TASK TO CARRY OUT:
The answer is one number: how many lines in the data below hold "Output".

RECORDS FOR THE EXERCISE:
_ _ _ _ _ _ _
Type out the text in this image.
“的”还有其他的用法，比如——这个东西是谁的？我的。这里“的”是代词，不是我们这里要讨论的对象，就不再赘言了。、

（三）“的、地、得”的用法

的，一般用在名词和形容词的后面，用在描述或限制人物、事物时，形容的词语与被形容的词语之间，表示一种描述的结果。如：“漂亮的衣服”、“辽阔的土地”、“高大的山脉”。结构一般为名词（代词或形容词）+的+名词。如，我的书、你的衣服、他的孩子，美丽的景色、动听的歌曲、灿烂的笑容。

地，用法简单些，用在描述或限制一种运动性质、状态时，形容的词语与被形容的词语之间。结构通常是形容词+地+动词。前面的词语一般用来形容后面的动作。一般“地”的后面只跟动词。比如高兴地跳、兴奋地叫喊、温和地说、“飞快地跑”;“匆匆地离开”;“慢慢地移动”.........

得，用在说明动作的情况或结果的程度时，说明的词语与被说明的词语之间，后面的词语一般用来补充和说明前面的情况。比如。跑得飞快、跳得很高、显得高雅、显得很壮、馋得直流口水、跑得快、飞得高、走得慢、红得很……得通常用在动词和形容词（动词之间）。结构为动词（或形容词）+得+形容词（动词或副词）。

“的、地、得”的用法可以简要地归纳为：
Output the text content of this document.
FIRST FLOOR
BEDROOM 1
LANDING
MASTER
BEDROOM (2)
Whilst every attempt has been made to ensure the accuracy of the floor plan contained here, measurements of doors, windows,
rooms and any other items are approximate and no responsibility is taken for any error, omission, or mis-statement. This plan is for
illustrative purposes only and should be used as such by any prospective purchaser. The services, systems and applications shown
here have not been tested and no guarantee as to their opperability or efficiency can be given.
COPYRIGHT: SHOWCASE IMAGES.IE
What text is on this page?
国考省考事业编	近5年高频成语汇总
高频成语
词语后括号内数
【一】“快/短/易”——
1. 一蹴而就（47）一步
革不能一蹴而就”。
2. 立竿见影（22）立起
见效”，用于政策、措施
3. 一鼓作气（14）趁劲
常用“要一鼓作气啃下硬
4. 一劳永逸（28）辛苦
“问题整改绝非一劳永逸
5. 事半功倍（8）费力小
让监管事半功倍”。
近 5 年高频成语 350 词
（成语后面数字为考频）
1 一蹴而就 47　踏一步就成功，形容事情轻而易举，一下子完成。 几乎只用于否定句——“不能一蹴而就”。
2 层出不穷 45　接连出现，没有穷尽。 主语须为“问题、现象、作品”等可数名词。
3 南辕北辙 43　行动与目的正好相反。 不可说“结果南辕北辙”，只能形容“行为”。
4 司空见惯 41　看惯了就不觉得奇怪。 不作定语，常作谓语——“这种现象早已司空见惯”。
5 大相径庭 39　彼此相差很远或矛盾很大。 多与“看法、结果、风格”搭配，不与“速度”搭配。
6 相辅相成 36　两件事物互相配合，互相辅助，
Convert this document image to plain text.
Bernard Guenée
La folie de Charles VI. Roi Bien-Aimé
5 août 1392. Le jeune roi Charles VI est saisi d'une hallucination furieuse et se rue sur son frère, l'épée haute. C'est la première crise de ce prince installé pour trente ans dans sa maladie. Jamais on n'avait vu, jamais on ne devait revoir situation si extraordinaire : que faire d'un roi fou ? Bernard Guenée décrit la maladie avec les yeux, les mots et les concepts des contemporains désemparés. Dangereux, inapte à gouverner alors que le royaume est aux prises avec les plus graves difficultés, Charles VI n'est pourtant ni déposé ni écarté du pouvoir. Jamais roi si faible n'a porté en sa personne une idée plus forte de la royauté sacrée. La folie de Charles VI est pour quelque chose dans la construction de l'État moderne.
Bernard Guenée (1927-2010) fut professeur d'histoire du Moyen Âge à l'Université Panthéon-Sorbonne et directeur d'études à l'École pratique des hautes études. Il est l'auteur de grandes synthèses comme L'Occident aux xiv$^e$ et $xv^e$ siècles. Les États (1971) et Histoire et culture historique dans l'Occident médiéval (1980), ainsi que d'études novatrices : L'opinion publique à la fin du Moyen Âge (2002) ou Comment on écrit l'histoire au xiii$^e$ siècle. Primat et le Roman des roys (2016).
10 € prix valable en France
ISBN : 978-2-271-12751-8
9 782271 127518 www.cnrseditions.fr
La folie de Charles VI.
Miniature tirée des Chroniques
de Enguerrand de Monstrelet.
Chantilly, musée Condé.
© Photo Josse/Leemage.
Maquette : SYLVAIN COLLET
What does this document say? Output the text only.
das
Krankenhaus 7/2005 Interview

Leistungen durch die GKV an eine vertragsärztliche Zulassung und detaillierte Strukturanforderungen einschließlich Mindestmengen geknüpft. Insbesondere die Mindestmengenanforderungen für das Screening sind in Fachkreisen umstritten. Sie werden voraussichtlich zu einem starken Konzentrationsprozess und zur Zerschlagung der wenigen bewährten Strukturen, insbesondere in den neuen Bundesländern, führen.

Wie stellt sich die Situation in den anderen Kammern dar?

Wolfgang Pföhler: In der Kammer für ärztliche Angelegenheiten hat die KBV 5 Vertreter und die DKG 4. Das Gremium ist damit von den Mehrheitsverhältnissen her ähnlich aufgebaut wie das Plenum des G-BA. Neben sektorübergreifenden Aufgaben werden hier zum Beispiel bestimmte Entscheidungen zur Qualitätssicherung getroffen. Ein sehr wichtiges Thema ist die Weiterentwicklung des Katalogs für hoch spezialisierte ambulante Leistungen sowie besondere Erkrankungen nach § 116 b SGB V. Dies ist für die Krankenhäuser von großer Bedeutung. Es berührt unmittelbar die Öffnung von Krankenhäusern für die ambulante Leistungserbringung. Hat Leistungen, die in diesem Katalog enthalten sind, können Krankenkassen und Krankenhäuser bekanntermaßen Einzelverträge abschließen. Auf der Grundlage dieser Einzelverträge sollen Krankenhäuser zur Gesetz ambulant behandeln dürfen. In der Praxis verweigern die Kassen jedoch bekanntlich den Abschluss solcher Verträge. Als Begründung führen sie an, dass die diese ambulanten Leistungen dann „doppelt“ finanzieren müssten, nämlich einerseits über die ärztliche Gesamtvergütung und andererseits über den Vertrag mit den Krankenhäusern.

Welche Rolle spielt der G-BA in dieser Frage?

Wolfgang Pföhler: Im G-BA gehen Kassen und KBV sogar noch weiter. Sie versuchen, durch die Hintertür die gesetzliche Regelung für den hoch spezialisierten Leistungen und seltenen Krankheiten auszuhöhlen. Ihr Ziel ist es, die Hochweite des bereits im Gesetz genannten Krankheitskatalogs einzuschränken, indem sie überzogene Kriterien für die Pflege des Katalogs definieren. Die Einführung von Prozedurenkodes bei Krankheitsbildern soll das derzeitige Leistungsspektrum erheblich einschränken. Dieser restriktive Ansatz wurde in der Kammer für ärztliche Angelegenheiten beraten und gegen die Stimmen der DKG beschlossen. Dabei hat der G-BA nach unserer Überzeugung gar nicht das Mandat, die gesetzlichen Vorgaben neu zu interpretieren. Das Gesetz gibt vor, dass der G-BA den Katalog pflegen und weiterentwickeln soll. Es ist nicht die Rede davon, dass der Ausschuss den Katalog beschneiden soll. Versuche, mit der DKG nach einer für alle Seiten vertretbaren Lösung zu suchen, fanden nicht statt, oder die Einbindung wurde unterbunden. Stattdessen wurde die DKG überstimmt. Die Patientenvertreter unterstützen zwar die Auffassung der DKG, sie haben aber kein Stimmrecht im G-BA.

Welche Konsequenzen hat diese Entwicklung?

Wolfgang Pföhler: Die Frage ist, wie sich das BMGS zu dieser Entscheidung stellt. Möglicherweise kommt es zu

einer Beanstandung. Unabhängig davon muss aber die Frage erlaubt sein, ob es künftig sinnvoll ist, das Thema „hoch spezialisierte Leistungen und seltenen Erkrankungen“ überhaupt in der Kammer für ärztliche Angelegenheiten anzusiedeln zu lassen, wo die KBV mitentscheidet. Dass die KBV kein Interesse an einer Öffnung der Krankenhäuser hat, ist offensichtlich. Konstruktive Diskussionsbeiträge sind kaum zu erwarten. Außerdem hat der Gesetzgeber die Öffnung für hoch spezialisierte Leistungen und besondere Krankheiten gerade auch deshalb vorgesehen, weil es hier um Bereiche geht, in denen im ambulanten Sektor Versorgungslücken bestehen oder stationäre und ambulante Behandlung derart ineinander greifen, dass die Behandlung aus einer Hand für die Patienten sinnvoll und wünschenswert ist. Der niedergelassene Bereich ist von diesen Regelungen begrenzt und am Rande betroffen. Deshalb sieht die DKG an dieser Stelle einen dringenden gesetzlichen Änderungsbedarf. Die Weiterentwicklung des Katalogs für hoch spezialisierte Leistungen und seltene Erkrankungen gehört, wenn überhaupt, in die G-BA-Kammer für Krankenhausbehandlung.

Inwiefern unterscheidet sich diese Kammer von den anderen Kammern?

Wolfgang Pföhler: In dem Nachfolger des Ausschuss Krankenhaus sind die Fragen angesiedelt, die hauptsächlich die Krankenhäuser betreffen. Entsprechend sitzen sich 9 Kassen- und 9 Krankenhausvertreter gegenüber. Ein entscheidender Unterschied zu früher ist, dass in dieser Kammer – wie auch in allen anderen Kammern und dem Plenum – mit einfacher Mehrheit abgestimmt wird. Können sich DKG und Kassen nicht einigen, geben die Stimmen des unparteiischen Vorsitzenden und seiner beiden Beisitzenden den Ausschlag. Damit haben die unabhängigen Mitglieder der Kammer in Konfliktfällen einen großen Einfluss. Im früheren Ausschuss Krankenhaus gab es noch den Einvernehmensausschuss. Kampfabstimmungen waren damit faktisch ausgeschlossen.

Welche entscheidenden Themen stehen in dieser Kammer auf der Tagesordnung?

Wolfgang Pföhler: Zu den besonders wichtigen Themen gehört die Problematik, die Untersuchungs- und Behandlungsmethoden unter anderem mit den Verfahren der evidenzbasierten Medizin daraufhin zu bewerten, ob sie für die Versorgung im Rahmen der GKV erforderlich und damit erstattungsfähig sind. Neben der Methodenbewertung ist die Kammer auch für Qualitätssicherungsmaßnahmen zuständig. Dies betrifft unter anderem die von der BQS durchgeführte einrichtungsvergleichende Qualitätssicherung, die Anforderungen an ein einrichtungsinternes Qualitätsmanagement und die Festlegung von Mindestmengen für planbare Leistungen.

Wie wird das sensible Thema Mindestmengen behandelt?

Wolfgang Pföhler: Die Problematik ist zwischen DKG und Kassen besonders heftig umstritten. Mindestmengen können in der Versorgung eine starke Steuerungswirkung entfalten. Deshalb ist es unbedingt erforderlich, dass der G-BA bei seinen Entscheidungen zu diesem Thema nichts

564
_ _ _ _ _ _ _
FINAL ANSWER:
2